▸ **Goal**
Find each line with the string "xlabel" and copy it.
________________________________________
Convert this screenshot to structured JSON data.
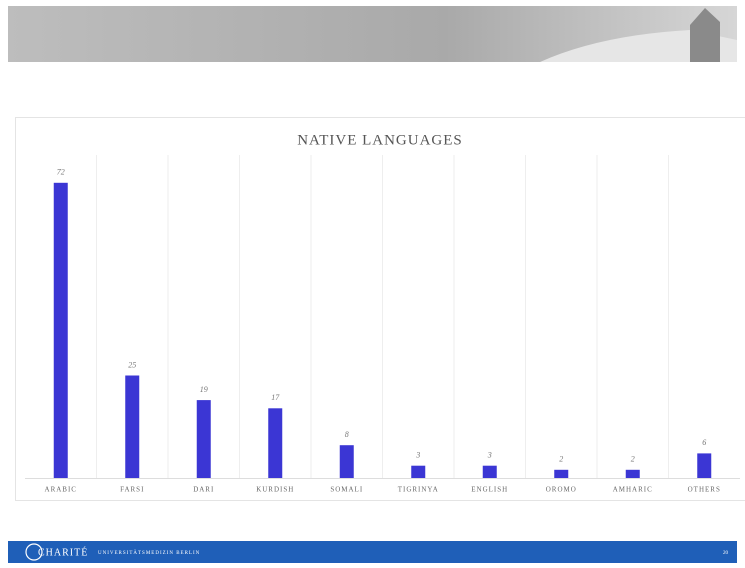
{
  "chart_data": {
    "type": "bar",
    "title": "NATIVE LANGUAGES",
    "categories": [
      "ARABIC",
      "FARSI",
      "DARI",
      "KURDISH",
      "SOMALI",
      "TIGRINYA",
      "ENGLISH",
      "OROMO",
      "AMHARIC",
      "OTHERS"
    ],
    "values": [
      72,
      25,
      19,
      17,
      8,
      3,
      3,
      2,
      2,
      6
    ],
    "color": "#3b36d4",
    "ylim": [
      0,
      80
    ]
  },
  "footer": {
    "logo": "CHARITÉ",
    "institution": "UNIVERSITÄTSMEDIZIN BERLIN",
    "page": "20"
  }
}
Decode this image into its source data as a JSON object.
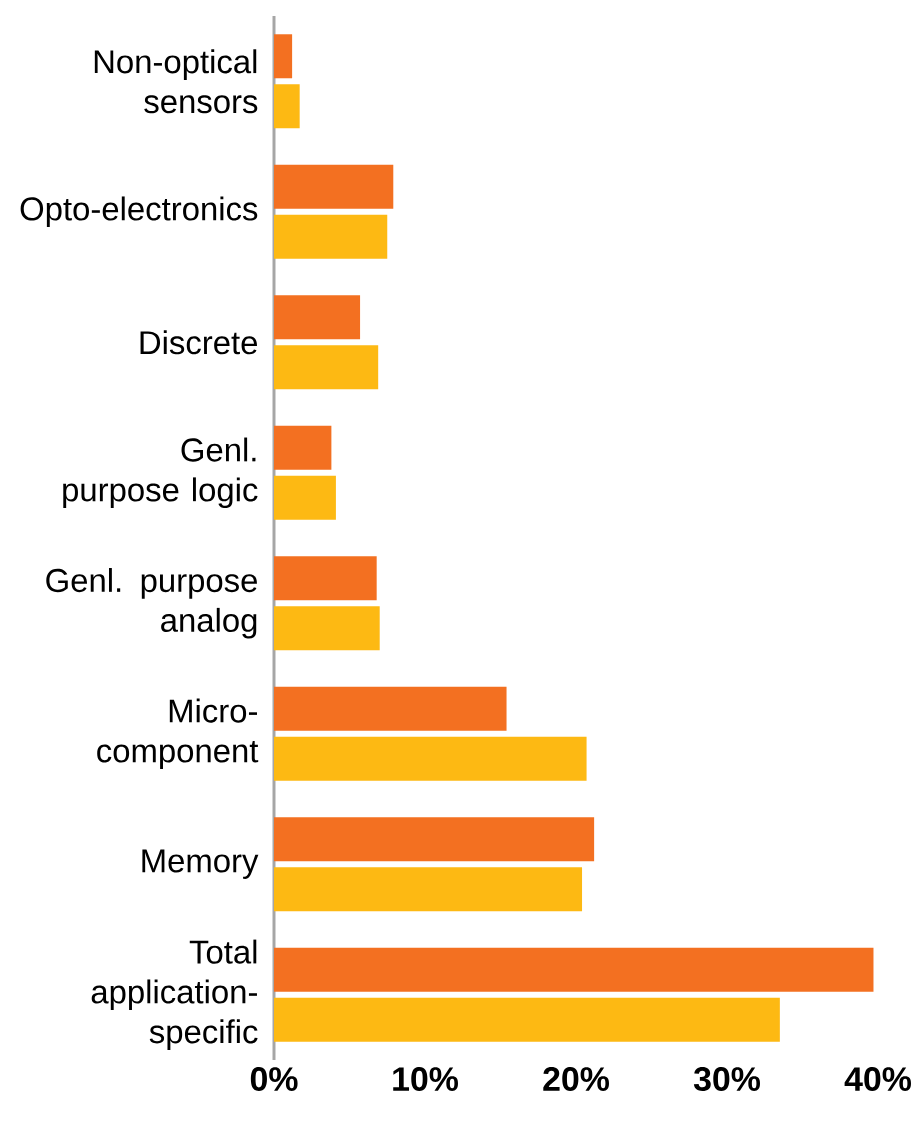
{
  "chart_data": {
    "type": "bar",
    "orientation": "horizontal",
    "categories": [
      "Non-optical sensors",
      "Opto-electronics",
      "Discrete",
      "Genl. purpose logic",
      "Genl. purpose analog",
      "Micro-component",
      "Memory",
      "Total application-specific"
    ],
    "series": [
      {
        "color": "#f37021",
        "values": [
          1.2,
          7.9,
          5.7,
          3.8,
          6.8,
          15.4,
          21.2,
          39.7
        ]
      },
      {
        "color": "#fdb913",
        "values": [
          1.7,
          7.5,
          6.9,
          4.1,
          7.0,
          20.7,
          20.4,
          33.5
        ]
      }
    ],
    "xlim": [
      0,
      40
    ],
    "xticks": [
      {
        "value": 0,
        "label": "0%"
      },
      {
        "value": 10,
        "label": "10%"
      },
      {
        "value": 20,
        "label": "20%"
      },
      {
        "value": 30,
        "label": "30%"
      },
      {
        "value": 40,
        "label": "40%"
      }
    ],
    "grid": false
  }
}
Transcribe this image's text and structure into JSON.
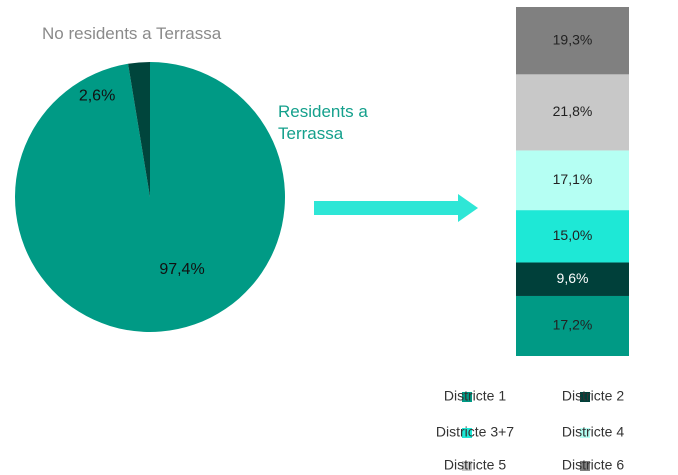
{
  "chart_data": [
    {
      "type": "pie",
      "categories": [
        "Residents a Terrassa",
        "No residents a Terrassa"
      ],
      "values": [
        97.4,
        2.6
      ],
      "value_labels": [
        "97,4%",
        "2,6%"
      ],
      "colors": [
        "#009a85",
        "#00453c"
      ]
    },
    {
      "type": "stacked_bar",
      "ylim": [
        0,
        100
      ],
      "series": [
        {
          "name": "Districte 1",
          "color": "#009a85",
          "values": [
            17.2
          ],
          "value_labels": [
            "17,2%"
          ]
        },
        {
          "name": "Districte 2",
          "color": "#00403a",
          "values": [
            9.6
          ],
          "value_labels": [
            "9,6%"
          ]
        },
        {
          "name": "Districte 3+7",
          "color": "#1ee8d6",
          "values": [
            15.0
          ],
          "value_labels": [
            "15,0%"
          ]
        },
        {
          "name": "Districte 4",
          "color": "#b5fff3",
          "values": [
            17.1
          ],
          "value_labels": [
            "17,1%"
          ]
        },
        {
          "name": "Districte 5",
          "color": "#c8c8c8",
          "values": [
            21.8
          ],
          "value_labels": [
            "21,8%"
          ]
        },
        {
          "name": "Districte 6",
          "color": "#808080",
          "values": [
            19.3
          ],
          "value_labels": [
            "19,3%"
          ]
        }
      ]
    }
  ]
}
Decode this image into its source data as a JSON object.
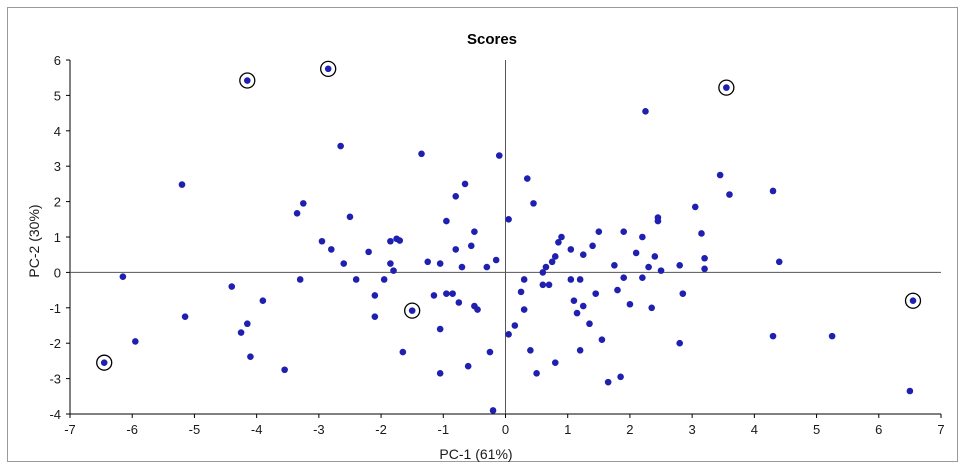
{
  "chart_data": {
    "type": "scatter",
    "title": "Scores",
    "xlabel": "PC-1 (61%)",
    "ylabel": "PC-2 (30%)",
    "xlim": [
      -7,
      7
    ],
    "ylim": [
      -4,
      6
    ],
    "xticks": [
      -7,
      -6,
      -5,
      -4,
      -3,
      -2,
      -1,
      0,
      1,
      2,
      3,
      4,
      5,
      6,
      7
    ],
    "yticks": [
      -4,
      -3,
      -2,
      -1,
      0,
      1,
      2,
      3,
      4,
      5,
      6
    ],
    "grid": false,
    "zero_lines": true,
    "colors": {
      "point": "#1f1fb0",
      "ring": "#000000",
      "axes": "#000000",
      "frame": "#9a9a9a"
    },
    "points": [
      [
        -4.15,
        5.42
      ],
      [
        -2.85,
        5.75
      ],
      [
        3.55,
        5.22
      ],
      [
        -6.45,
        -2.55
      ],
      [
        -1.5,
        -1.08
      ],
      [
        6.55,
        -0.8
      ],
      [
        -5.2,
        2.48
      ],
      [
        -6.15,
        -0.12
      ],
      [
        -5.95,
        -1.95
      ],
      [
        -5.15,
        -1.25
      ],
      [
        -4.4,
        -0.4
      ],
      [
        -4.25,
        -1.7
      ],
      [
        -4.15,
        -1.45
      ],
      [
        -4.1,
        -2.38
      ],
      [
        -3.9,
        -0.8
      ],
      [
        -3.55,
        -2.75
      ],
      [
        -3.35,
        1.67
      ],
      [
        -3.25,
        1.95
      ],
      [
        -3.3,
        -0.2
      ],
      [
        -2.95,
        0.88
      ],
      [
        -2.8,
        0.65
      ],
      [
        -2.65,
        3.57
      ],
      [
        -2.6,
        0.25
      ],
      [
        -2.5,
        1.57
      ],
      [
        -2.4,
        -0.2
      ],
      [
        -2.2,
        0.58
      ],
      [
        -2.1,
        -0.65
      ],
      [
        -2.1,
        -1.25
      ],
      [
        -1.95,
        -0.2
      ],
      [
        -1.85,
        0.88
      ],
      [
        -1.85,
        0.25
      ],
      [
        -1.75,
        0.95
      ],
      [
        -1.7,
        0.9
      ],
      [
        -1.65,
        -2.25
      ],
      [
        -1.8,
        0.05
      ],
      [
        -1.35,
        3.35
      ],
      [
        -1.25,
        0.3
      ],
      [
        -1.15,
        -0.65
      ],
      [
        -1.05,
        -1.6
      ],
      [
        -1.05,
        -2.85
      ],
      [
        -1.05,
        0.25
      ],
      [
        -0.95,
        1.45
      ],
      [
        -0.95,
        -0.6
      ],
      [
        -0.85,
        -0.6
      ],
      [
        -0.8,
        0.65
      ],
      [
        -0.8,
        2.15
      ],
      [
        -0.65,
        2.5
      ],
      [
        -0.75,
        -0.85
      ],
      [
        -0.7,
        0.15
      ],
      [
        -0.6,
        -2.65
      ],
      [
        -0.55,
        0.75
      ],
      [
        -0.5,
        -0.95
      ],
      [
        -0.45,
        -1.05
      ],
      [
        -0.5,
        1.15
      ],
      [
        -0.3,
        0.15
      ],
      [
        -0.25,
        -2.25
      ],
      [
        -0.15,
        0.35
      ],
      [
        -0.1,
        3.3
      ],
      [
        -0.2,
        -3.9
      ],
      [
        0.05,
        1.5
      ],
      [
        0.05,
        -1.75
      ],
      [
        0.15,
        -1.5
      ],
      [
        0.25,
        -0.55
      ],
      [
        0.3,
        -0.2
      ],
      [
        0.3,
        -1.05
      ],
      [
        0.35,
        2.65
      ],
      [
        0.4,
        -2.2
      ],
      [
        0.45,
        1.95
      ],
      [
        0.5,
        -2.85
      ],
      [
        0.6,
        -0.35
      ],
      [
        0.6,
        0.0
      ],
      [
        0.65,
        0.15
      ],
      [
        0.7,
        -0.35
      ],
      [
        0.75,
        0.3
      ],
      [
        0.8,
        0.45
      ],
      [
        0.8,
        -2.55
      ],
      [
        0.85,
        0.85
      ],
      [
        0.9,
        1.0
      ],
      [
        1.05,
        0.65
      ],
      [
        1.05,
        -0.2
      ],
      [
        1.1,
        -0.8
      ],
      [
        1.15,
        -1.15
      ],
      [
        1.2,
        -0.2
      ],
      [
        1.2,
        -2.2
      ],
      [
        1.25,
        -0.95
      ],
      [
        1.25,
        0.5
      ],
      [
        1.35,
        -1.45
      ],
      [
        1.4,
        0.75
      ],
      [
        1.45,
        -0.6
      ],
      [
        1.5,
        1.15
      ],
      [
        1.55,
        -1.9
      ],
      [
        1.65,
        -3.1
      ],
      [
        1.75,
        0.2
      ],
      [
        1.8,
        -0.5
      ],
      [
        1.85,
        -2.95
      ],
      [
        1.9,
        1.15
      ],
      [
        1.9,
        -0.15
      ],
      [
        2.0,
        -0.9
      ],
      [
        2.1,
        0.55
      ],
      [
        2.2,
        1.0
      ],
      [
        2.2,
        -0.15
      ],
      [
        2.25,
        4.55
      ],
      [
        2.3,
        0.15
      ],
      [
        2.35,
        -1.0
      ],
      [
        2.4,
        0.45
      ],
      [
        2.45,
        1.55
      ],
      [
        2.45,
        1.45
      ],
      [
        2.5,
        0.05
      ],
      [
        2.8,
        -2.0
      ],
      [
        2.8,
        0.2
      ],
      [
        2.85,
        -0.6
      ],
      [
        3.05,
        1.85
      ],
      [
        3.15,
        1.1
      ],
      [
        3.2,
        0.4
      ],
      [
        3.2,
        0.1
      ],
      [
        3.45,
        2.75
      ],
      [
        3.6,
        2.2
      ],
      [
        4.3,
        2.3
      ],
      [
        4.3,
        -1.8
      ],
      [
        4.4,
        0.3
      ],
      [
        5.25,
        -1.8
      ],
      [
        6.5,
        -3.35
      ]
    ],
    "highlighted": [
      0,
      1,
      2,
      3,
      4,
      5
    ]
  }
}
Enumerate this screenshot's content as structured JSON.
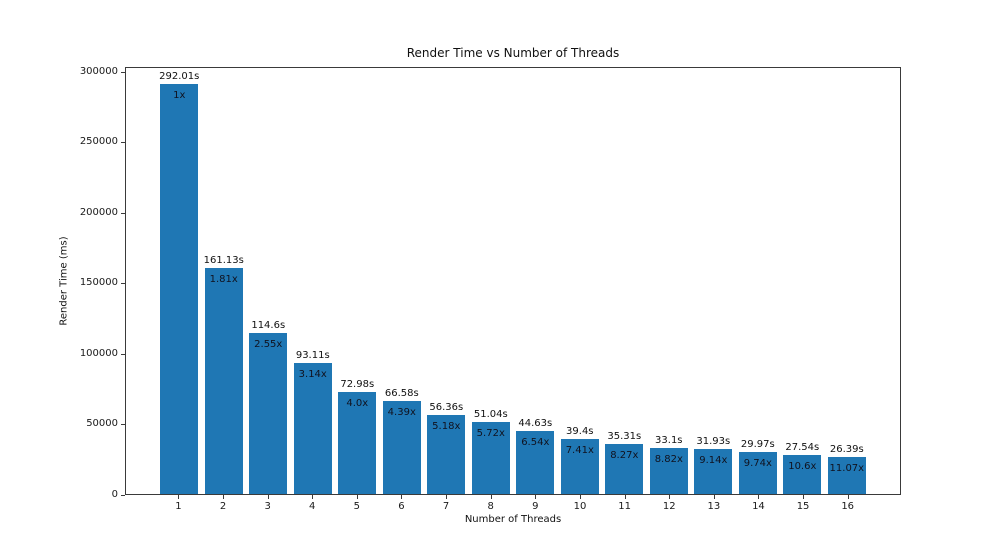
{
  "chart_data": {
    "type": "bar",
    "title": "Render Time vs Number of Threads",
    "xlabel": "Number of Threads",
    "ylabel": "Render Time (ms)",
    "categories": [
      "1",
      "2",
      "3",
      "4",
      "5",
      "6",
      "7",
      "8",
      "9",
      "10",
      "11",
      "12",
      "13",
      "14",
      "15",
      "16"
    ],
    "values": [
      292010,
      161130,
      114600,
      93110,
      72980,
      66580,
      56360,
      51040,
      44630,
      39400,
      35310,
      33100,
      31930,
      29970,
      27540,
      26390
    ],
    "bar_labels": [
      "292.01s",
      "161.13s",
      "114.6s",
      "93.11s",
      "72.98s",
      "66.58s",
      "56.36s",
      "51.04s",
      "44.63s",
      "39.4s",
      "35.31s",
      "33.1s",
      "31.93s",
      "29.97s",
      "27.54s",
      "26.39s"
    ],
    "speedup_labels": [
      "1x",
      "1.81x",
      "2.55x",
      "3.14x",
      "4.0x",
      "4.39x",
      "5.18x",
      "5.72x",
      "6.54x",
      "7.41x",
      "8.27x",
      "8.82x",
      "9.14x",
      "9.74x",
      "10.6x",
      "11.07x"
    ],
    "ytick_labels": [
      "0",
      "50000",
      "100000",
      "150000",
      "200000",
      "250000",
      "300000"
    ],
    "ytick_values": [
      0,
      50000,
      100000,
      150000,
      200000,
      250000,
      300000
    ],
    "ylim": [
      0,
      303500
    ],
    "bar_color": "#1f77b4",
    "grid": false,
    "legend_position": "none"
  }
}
________________________________________
▸ **Written solution**
    "xlabel": "PC-1 (61%)",
    "xlabel": "Number of Threads",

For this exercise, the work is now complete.